▶ **Exercise directions**:
Scan the data below and pick out the lines containing the word "type".

▶ **Task input**:
....................

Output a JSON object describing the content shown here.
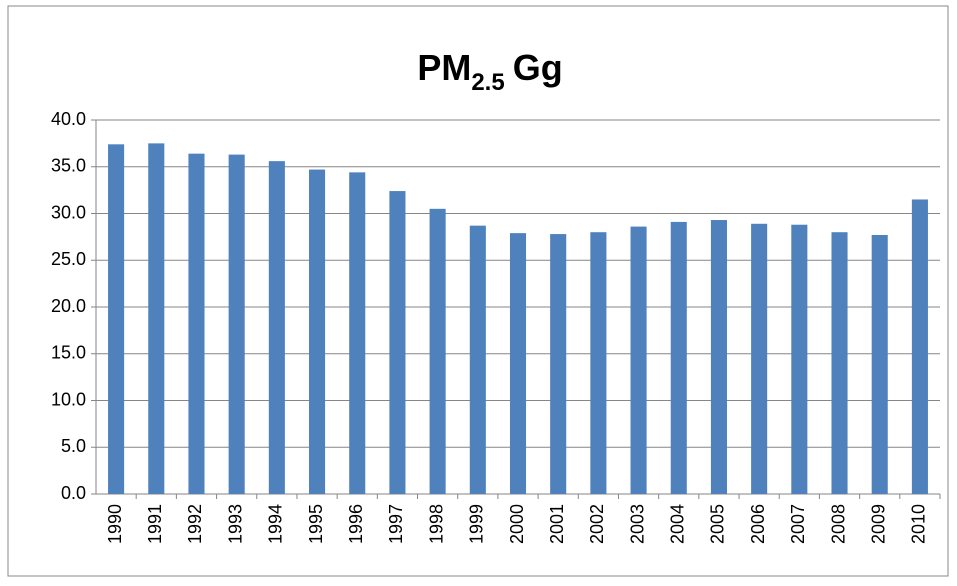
{
  "chart_data": {
    "type": "bar",
    "title": "PM",
    "title_subscript": "2.5",
    "title_suffix": "Gg",
    "categories": [
      "1990",
      "1991",
      "1992",
      "1993",
      "1994",
      "1995",
      "1996",
      "1997",
      "1998",
      "1999",
      "2000",
      "2001",
      "2002",
      "2003",
      "2004",
      "2005",
      "2006",
      "2007",
      "2008",
      "2009",
      "2010"
    ],
    "values": [
      37.4,
      37.5,
      36.4,
      36.3,
      35.6,
      34.7,
      34.4,
      32.4,
      30.5,
      28.7,
      27.9,
      27.8,
      28.0,
      28.6,
      29.1,
      29.3,
      28.9,
      28.8,
      28.0,
      27.7,
      31.5
    ],
    "color": "#4f81bd",
    "ylim": [
      0,
      40
    ],
    "yticks": [
      {
        "value": 0,
        "label": "0.0"
      },
      {
        "value": 5,
        "label": "5.0"
      },
      {
        "value": 10,
        "label": "10.0"
      },
      {
        "value": 15,
        "label": "15.0"
      },
      {
        "value": 20,
        "label": "20.0"
      },
      {
        "value": 25,
        "label": "25.0"
      },
      {
        "value": 30,
        "label": "30.0"
      },
      {
        "value": 35,
        "label": "35.0"
      },
      {
        "value": 40,
        "label": "40.0"
      }
    ],
    "grid": true
  }
}
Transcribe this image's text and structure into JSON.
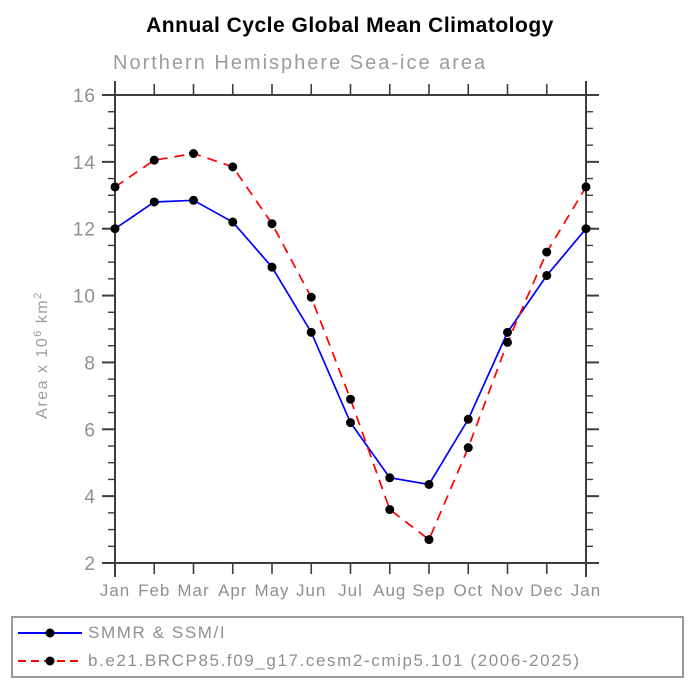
{
  "title": "Annual Cycle Global Mean Climatology",
  "subtitle": "Northern Hemisphere Sea-ice area",
  "y_axis_title": {
    "pre": "Area x 10",
    "sup1": "6",
    "mid": " km",
    "sup2": "2"
  },
  "colors": {
    "axis": "#3d3d3d",
    "tick_label": "#8f8f8f",
    "title": "#000000",
    "subtitle": "#9c9c9c",
    "legend_border": "#999999",
    "marker": "#000000",
    "obs_line": "#0000ff",
    "model_line": "#ff0000"
  },
  "chart_data": {
    "type": "line",
    "title": "Annual Cycle Global Mean Climatology",
    "subtitle": "Northern Hemisphere Sea-ice area",
    "ylabel": "Area x 10^6 km^2",
    "xlabel": "",
    "categories": [
      "Jan",
      "Feb",
      "Mar",
      "Apr",
      "May",
      "Jun",
      "Jul",
      "Aug",
      "Sep",
      "Oct",
      "Nov",
      "Dec",
      "Jan"
    ],
    "series": [
      {
        "name": "SMMR & SSM/I",
        "color": "#0000ff",
        "line_style": "solid",
        "marker": "filled-circle",
        "marker_color": "#000000",
        "values": [
          12.0,
          12.8,
          12.85,
          12.2,
          10.85,
          8.9,
          6.2,
          4.55,
          4.35,
          6.3,
          8.9,
          10.6,
          12.0
        ]
      },
      {
        "name": "b.e21.BRCP85.f09_g17.cesm2-cmip5.101 (2006-2025)",
        "color": "#ff0000",
        "line_style": "dashed",
        "marker": "filled-circle",
        "marker_color": "#000000",
        "values": [
          13.25,
          14.05,
          14.25,
          13.85,
          12.15,
          9.95,
          6.9,
          3.6,
          2.7,
          5.45,
          8.6,
          11.3,
          13.25
        ]
      }
    ],
    "ylim": [
      2,
      16
    ],
    "y_major_ticks": [
      2,
      4,
      6,
      8,
      10,
      12,
      14,
      16
    ],
    "y_minor_step": 0.5,
    "grid": false,
    "legend_position": "bottom-box"
  }
}
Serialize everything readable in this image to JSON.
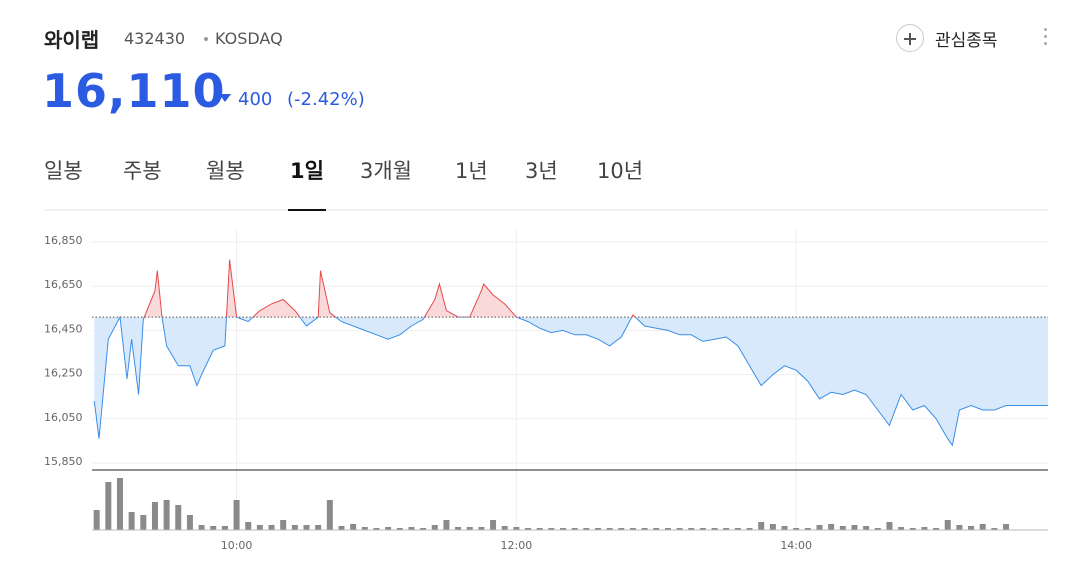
{
  "header": {
    "name": "와이랩",
    "code": "432430",
    "market": "KOSDAQ",
    "price": "16,110",
    "change": "400",
    "change_pct": "(-2.42%)",
    "watchlist": "관심종목"
  },
  "tabs": {
    "items": [
      "일봉",
      "주봉",
      "월봉",
      "1일",
      "3개월",
      "1년",
      "3년",
      "10년"
    ],
    "active": 3
  },
  "chart_data": [
    {
      "type": "line",
      "baseline": 16510,
      "up_color": "#e64a4a",
      "down_color": "#3a8ee6",
      "up_fill": "#f9d9d9",
      "down_fill": "#d8e9fb",
      "grid": true,
      "xlim": [
        538,
        948
      ],
      "ylim": [
        15850,
        16850
      ],
      "yticks": [
        {
          "value": 15850,
          "label": "15,850"
        },
        {
          "value": 16050,
          "label": "16,050"
        },
        {
          "value": 16250,
          "label": "16,250"
        },
        {
          "value": 16450,
          "label": "16,450"
        },
        {
          "value": 16650,
          "label": "16,650"
        },
        {
          "value": 16850,
          "label": "16,850"
        }
      ],
      "xticks": [
        {
          "value": 600,
          "label": "10:00"
        },
        {
          "value": 720,
          "label": "12:00"
        },
        {
          "value": 840,
          "label": "14:00"
        }
      ],
      "x": [
        539,
        541,
        545,
        550,
        553,
        555,
        558,
        560,
        565,
        566,
        568,
        570,
        575,
        580,
        583,
        585,
        590,
        595,
        597,
        600,
        605,
        610,
        615,
        620,
        625,
        630,
        635,
        636,
        640,
        645,
        650,
        655,
        660,
        665,
        670,
        675,
        680,
        685,
        687,
        690,
        695,
        700,
        705,
        706,
        710,
        715,
        720,
        725,
        730,
        735,
        740,
        745,
        750,
        755,
        760,
        765,
        770,
        775,
        780,
        785,
        790,
        795,
        800,
        805,
        810,
        815,
        820,
        825,
        830,
        835,
        840,
        845,
        850,
        855,
        860,
        865,
        870,
        875,
        880,
        885,
        890,
        895,
        900,
        905,
        907,
        910,
        915,
        920,
        925,
        930,
        948
      ],
      "values": [
        16130,
        15960,
        16410,
        16510,
        16230,
        16410,
        16160,
        16500,
        16630,
        16720,
        16510,
        16380,
        16290,
        16290,
        16200,
        16250,
        16360,
        16380,
        16770,
        16510,
        16490,
        16540,
        16570,
        16590,
        16540,
        16470,
        16510,
        16720,
        16530,
        16490,
        16470,
        16450,
        16430,
        16410,
        16430,
        16470,
        16500,
        16590,
        16660,
        16540,
        16510,
        16510,
        16630,
        16660,
        16610,
        16570,
        16510,
        16490,
        16460,
        16440,
        16450,
        16430,
        16430,
        16410,
        16380,
        16420,
        16520,
        16470,
        16460,
        16450,
        16430,
        16430,
        16400,
        16410,
        16420,
        16380,
        16290,
        16200,
        16250,
        16290,
        16270,
        16220,
        16140,
        16170,
        16160,
        16180,
        16160,
        16090,
        16020,
        16160,
        16090,
        16110,
        16050,
        15960,
        15930,
        16090,
        16110,
        16090,
        16090,
        16110,
        16110
      ]
    },
    {
      "type": "bar",
      "color": "#8a8a8a",
      "xlim": [
        538,
        948
      ],
      "ylim": [
        0,
        60
      ],
      "x": [
        540,
        545,
        550,
        555,
        560,
        565,
        570,
        575,
        580,
        585,
        590,
        595,
        600,
        605,
        610,
        615,
        620,
        625,
        630,
        635,
        640,
        645,
        650,
        655,
        660,
        665,
        670,
        675,
        680,
        685,
        690,
        695,
        700,
        705,
        710,
        715,
        720,
        725,
        730,
        735,
        740,
        745,
        750,
        755,
        760,
        765,
        770,
        775,
        780,
        785,
        790,
        795,
        800,
        805,
        810,
        815,
        820,
        825,
        830,
        835,
        840,
        845,
        850,
        855,
        860,
        865,
        870,
        875,
        880,
        885,
        890,
        895,
        900,
        905,
        910,
        915,
        920,
        925,
        930
      ],
      "values": [
        20,
        48,
        52,
        18,
        15,
        28,
        30,
        25,
        15,
        5,
        4,
        4,
        30,
        8,
        5,
        5,
        10,
        5,
        5,
        5,
        30,
        4,
        6,
        3,
        2,
        3,
        2,
        3,
        2,
        5,
        10,
        3,
        3,
        3,
        10,
        4,
        3,
        2,
        2,
        2,
        2,
        2,
        2,
        2,
        2,
        2,
        2,
        2,
        2,
        2,
        2,
        2,
        2,
        2,
        2,
        2,
        2,
        8,
        6,
        4,
        2,
        2,
        5,
        6,
        4,
        5,
        4,
        2,
        8,
        3,
        2,
        3,
        2,
        10,
        5,
        4,
        6,
        2,
        6
      ]
    }
  ]
}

....................

▶ **Problem solution**:
    "type": "bar",
    "type": "line",
      "type": "line",
      "type": "bar",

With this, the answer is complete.